▸ **To be done**: Reproduce the lines of the material, renaming "Compass" to "Atlas" wherever it occurs and keeping everything else unchanged.

[Dataset records]
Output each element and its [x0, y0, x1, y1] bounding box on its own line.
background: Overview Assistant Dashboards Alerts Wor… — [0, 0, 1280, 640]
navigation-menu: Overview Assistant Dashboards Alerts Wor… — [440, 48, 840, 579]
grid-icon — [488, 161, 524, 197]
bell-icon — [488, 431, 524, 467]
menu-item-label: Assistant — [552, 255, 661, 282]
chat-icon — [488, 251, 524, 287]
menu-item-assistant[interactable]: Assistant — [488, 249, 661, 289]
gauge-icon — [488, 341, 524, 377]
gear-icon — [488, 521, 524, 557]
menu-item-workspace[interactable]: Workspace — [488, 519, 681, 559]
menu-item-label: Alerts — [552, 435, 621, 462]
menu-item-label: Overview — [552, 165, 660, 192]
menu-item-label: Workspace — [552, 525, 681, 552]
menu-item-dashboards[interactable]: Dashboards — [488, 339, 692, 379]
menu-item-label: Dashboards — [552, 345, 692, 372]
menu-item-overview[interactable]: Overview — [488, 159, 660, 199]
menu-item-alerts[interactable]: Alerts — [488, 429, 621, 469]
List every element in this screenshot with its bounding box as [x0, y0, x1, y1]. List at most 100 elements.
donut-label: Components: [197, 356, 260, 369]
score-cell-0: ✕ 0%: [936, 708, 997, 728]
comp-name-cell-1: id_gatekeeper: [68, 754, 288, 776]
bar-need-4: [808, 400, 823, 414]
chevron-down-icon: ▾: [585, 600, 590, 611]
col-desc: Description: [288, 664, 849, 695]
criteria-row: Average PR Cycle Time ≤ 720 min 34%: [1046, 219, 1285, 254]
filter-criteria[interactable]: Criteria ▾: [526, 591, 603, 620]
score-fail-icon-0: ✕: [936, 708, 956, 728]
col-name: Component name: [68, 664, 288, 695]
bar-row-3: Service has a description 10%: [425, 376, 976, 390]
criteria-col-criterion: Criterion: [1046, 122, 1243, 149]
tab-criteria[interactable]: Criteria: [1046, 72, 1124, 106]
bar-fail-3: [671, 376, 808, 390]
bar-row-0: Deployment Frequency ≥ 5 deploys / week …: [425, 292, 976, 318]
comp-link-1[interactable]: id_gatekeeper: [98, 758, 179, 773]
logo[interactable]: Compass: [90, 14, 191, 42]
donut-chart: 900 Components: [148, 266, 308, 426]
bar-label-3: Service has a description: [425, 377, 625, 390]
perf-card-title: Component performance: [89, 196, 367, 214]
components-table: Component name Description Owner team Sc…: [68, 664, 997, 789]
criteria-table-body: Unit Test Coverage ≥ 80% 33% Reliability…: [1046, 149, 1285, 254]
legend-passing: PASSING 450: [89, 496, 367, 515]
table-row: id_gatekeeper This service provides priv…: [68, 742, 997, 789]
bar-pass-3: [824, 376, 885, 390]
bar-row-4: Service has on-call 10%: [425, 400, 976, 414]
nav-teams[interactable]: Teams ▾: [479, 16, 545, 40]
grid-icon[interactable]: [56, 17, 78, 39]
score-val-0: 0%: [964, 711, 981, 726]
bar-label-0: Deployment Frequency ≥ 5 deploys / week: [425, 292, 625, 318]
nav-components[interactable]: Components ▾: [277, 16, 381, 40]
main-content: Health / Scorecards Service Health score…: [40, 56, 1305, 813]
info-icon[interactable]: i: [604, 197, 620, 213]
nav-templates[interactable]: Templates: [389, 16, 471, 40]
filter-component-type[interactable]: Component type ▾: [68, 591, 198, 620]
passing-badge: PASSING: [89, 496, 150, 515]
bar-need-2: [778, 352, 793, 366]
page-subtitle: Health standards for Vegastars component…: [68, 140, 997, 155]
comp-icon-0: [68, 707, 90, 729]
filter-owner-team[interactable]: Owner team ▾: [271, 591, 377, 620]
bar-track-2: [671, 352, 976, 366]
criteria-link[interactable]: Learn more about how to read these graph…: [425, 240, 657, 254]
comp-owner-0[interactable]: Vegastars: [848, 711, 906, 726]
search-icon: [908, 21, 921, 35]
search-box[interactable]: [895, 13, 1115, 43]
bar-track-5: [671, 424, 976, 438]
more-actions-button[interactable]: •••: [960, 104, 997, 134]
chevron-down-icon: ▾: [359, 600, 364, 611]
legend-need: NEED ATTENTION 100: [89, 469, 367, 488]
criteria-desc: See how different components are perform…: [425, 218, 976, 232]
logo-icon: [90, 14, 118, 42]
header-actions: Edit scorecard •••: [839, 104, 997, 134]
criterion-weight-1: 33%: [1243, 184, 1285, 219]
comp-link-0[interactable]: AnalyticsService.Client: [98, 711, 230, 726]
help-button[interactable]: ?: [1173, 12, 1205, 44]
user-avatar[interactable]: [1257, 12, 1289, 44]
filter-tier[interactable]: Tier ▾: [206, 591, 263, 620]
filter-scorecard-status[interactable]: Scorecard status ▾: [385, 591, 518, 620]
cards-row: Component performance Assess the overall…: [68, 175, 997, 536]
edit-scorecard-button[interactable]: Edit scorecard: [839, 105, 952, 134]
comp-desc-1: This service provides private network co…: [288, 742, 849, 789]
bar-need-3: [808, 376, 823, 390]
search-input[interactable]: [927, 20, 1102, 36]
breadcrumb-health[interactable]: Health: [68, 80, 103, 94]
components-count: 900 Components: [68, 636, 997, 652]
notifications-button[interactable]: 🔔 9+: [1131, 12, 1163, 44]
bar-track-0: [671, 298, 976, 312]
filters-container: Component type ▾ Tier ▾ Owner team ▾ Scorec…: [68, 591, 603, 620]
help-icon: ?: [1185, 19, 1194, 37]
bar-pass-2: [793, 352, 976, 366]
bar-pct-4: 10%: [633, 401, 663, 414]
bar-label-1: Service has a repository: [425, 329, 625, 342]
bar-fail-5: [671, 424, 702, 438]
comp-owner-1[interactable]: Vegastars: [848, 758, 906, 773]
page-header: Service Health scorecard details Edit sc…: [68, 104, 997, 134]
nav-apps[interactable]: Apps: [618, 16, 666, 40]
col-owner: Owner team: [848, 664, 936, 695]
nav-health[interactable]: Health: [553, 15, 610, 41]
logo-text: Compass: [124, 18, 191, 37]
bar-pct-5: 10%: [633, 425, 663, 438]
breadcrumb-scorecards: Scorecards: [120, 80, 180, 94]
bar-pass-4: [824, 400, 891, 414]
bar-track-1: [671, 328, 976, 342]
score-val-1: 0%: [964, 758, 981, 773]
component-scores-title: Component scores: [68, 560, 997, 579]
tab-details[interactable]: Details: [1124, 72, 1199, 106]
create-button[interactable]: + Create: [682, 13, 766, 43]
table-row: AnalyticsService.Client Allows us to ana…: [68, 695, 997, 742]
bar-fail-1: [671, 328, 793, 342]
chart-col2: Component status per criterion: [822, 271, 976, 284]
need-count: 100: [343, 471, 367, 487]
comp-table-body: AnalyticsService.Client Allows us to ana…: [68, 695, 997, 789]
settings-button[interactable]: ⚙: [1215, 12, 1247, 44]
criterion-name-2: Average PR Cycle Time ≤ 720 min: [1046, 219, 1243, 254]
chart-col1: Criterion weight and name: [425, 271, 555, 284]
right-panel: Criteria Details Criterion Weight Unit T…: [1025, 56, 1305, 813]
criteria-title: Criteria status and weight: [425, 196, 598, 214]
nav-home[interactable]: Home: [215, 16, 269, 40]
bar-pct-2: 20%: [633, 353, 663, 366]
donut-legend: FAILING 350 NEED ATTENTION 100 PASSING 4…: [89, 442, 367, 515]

▸ **Output for this exercise**:
Output each element and its [x0, y0, x1, y1] bounding box on its own line.
background: Overview Assistant Dashboards Alerts Wor… — [0, 0, 1280, 640]
navigation-menu: Overview Assistant Dashboards Alerts Wor… — [440, 48, 840, 579]
grid-icon — [488, 161, 524, 197]
bell-icon — [488, 431, 524, 467]
menu-item-label: Assistant — [552, 255, 661, 282]
chat-icon — [488, 251, 524, 287]
menu-item-assistant[interactable]: Assistant — [488, 249, 661, 289]
gauge-icon — [488, 341, 524, 377]
gear-icon — [488, 521, 524, 557]
menu-item-workspace[interactable]: Workspace — [488, 519, 681, 559]
menu-item-label: Alerts — [552, 435, 621, 462]
menu-item-label: Overview — [552, 165, 660, 192]
menu-item-label: Workspace — [552, 525, 681, 552]
menu-item-dashboards[interactable]: Dashboards — [488, 339, 692, 379]
menu-item-label: Dashboards — [552, 345, 692, 372]
menu-item-overview[interactable]: Overview — [488, 159, 660, 199]
menu-item-alerts[interactable]: Alerts — [488, 429, 621, 469]
List every element in this screenshot with its bounding box as [x0, y0, x1, y1]. List at most 100 elements.
donut-label: Components: [197, 356, 260, 369]
score-cell-0: ✕ 0%: [936, 708, 997, 728]
comp-name-cell-1: id_gatekeeper: [68, 754, 288, 776]
bar-need-4: [808, 400, 823, 414]
chevron-down-icon: ▾: [585, 600, 590, 611]
col-desc: Description: [288, 664, 849, 695]
criteria-row: Average PR Cycle Time ≤ 720 min 34%: [1046, 219, 1285, 254]
filter-criteria[interactable]: Criteria ▾: [526, 591, 603, 620]
score-fail-icon-0: ✕: [936, 708, 956, 728]
col-name: Component name: [68, 664, 288, 695]
bar-row-3: Service has a description 10%: [425, 376, 976, 390]
criteria-col-criterion: Criterion: [1046, 122, 1243, 149]
tab-criteria[interactable]: Criteria: [1046, 72, 1124, 106]
bar-fail-3: [671, 376, 808, 390]
bar-row-0: Deployment Frequency ≥ 5 deploys / week …: [425, 292, 976, 318]
comp-link-1[interactable]: id_gatekeeper: [98, 758, 179, 773]
logo[interactable]: Atlas: [90, 14, 191, 42]
donut-chart: 900 Components: [148, 266, 308, 426]
bar-label-3: Service has a description: [425, 377, 625, 390]
perf-card-title: Component performance: [89, 196, 367, 214]
components-table: Component name Description Owner team Sc…: [68, 664, 997, 789]
criteria-table-body: Unit Test Coverage ≥ 80% 33% Reliability…: [1046, 149, 1285, 254]
legend-passing: PASSING 450: [89, 496, 367, 515]
table-row: id_gatekeeper This service provides priv…: [68, 742, 997, 789]
bar-pass-3: [824, 376, 885, 390]
bar-row-4: Service has on-call 10%: [425, 400, 976, 414]
nav-teams[interactable]: Teams ▾: [479, 16, 545, 40]
grid-icon[interactable]: [56, 17, 78, 39]
score-val-0: 0%: [964, 711, 981, 726]
bar-label-0: Deployment Frequency ≥ 5 deploys / week: [425, 292, 625, 318]
nav-components[interactable]: Components ▾: [277, 16, 381, 40]
main-content: Health / Scorecards Service Health score…: [40, 56, 1305, 813]
info-icon[interactable]: i: [604, 197, 620, 213]
nav-templates[interactable]: Templates: [389, 16, 471, 40]
filter-component-type[interactable]: Component type ▾: [68, 591, 198, 620]
passing-badge: PASSING: [89, 496, 150, 515]
bar-need-2: [778, 352, 793, 366]
page-subtitle: Health standards for Vegastars component…: [68, 140, 997, 155]
comp-icon-0: [68, 707, 90, 729]
filter-owner-team[interactable]: Owner team ▾: [271, 591, 377, 620]
bar-track-2: [671, 352, 976, 366]
criteria-link[interactable]: Learn more about how to read these graph…: [425, 240, 657, 254]
comp-owner-0[interactable]: Vegastars: [848, 711, 906, 726]
search-icon: [908, 21, 921, 35]
search-box[interactable]: [895, 13, 1115, 43]
bar-track-5: [671, 424, 976, 438]
more-actions-button[interactable]: •••: [960, 104, 997, 134]
chevron-down-icon: ▾: [359, 600, 364, 611]
legend-need: NEED ATTENTION 100: [89, 469, 367, 488]
criteria-desc: See how different components are perform…: [425, 218, 976, 232]
logo-icon: [90, 14, 118, 42]
header-actions: Edit scorecard •••: [839, 104, 997, 134]
criterion-weight-1: 33%: [1243, 184, 1285, 219]
comp-link-0[interactable]: AnalyticsService.Client: [98, 711, 230, 726]
help-button[interactable]: ?: [1173, 12, 1205, 44]
user-avatar[interactable]: [1257, 12, 1289, 44]
filter-tier[interactable]: Tier ▾: [206, 591, 263, 620]
filter-scorecard-status[interactable]: Scorecard status ▾: [385, 591, 518, 620]
cards-row: Component performance Assess the overall…: [68, 175, 997, 536]
edit-scorecard-button[interactable]: Edit scorecard: [839, 105, 952, 134]
comp-desc-1: This service provides private network co…: [288, 742, 849, 789]
bar-need-3: [808, 376, 823, 390]
search-input[interactable]: [927, 20, 1102, 36]
breadcrumb-health[interactable]: Health: [68, 80, 103, 94]
components-count: 900 Components: [68, 636, 997, 652]
notifications-button[interactable]: 🔔 9+: [1131, 12, 1163, 44]
bar-track-0: [671, 298, 976, 312]
filters-container: Component type ▾ Tier ▾ Owner team ▾ Scorec…: [68, 591, 603, 620]
help-icon: ?: [1185, 19, 1194, 37]
bar-pass-2: [793, 352, 976, 366]
bar-pct-4: 10%: [633, 401, 663, 414]
bar-label-1: Service has a repository: [425, 329, 625, 342]
bar-fail-5: [671, 424, 702, 438]
comp-owner-1[interactable]: Vegastars: [848, 758, 906, 773]
page-header: Service Health scorecard details Edit sc…: [68, 104, 997, 134]
nav-apps[interactable]: Apps: [618, 16, 666, 40]
col-owner: Owner team: [848, 664, 936, 695]
nav-health[interactable]: Health: [553, 15, 610, 41]
logo-text: Atlas: [124, 18, 191, 37]
bar-pct-5: 10%: [633, 425, 663, 438]
breadcrumb-scorecards: Scorecards: [120, 80, 180, 94]
bar-pass-4: [824, 400, 891, 414]
bar-track-1: [671, 328, 976, 342]
score-val-1: 0%: [964, 758, 981, 773]
component-scores-title: Component scores: [68, 560, 997, 579]
tab-details[interactable]: Details: [1124, 72, 1199, 106]
create-button[interactable]: + Create: [682, 13, 766, 43]
table-row: AnalyticsService.Client Allows us to ana…: [68, 695, 997, 742]
bar-fail-1: [671, 328, 793, 342]
chart-col2: Component status per criterion: [822, 271, 976, 284]
need-count: 100: [343, 471, 367, 487]
comp-table-body: AnalyticsService.Client Allows us to ana…: [68, 695, 997, 789]
settings-button[interactable]: ⚙: [1215, 12, 1247, 44]
criterion-name-2: Average PR Cycle Time ≤ 720 min: [1046, 219, 1243, 254]
chart-col1: Criterion weight and name: [425, 271, 555, 284]
right-panel: Criteria Details Criterion Weight Unit T…: [1025, 56, 1305, 813]
criteria-title: Criteria status and weight: [425, 196, 598, 214]
nav-home[interactable]: Home: [215, 16, 269, 40]
bar-pct-2: 20%: [633, 353, 663, 366]
donut-legend: FAILING 350 NEED ATTENTION 100 PASSING 4…: [89, 442, 367, 515]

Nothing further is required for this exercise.